** Task description **
Output all of the entries exactly as written.

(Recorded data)

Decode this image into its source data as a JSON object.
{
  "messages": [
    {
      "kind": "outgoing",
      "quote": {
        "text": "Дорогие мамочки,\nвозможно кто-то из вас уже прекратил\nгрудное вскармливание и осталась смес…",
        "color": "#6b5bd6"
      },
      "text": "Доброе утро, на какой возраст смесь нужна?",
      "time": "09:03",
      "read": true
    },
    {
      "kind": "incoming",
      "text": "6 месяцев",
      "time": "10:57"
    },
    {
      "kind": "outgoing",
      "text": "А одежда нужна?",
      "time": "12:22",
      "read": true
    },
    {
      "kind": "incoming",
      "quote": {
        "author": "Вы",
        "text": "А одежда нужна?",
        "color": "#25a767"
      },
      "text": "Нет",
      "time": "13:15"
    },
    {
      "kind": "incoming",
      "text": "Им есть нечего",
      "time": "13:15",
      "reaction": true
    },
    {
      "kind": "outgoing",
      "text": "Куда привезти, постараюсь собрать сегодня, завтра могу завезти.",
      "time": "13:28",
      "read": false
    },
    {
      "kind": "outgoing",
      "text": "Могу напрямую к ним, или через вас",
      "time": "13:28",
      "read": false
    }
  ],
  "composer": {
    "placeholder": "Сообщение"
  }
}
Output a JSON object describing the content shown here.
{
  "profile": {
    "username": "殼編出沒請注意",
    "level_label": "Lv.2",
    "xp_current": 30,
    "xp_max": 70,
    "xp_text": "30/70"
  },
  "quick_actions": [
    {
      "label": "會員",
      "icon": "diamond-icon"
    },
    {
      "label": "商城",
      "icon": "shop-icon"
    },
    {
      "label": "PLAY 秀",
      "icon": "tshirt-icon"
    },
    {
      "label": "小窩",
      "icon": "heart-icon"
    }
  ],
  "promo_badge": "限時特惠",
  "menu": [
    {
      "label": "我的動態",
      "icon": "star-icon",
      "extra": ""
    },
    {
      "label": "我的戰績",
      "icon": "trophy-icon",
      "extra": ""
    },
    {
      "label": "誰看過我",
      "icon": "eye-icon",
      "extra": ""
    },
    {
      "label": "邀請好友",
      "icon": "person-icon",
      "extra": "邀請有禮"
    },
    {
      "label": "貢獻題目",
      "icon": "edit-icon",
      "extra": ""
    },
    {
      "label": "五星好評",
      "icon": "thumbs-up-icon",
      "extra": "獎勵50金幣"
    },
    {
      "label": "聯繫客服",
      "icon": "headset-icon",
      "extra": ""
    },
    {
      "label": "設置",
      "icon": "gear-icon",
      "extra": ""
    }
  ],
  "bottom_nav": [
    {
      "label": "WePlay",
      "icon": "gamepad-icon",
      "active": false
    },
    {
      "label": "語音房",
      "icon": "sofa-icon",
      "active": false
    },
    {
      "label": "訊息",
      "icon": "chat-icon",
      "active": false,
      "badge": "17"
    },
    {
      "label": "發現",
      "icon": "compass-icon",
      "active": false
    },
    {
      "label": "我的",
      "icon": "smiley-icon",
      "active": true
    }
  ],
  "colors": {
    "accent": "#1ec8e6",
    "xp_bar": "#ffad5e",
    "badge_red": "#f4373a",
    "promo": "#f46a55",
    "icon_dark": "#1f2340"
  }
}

** In response **
Decode this image into its source data as a JSON object.
{
  "messages": [
    {
      "kind": "outgoing",
      "quote": {
        "text": "Дорогие мамочки,\nвозможно кто-то из вас уже прекратил\nгрудное вскармливание и осталась смес…",
        "color": "#6b5bd6"
      },
      "text": "Доброе утро, на какой возраст смесь нужна?",
      "time": "09:03",
      "read": true
    },
    {
      "kind": "incoming",
      "text": "6 месяцев",
      "time": "10:57"
    },
    {
      "kind": "outgoing",
      "text": "А одежда нужна?",
      "time": "12:22",
      "read": true
    },
    {
      "kind": "incoming",
      "quote": {
        "author": "Вы",
        "text": "А одежда нужна?",
        "color": "#25a767"
      },
      "text": "Нет",
      "time": "13:15"
    },
    {
      "kind": "incoming",
      "text": "Им есть нечего",
      "time": "13:15",
      "reaction": true
    },
    {
      "kind": "outgoing",
      "text": "Куда привезти, постараюсь собрать сегодня, завтра могу завезти.",
      "time": "13:28",
      "read": false
    },
    {
      "kind": "outgoing",
      "text": "Могу напрямую к ним, или через вас",
      "time": "13:28",
      "read": false
    }
  ],
  "composer": {
    "placeholder": "Сообщение"
  }
}
Output a JSON object describing the content shown here.
{
  "profile": {
    "username": "殼編出沒請注意",
    "level_label": "Lv.2",
    "xp_current": 30,
    "xp_max": 70,
    "xp_text": "30/70"
  },
  "quick_actions": [
    {
      "label": "會員",
      "icon": "diamond-icon"
    },
    {
      "label": "商城",
      "icon": "shop-icon"
    },
    {
      "label": "PLAY 秀",
      "icon": "tshirt-icon"
    },
    {
      "label": "小窩",
      "icon": "heart-icon"
    }
  ],
  "promo_badge": "限時特惠",
  "menu": [
    {
      "label": "我的動態",
      "icon": "star-icon",
      "extra": ""
    },
    {
      "label": "我的戰績",
      "icon": "trophy-icon",
      "extra": ""
    },
    {
      "label": "誰看過我",
      "icon": "eye-icon",
      "extra": ""
    },
    {
      "label": "邀請好友",
      "icon": "person-icon",
      "extra": "邀請有禮"
    },
    {
      "label": "貢獻題目",
      "icon": "edit-icon",
      "extra": ""
    },
    {
      "label": "五星好評",
      "icon": "thumbs-up-icon",
      "extra": "獎勵50金幣"
    },
    {
      "label": "聯繫客服",
      "icon": "headset-icon",
      "extra": ""
    },
    {
      "label": "設置",
      "icon": "gear-icon",
      "extra": ""
    }
  ],
  "bottom_nav": [
    {
      "label": "WePlay",
      "icon": "gamepad-icon",
      "active": false
    },
    {
      "label": "語音房",
      "icon": "sofa-icon",
      "active": false
    },
    {
      "label": "訊息",
      "icon": "chat-icon",
      "active": false,
      "badge": "17"
    },
    {
      "label": "發現",
      "icon": "compass-icon",
      "active": false
    },
    {
      "label": "我的",
      "icon": "smiley-icon",
      "active": true
    }
  ],
  "colors": {
    "accent": "#1ec8e6",
    "xp_bar": "#ffad5e",
    "badge_red": "#f4373a",
    "promo": "#f46a55",
    "icon_dark": "#1f2340"
  }
}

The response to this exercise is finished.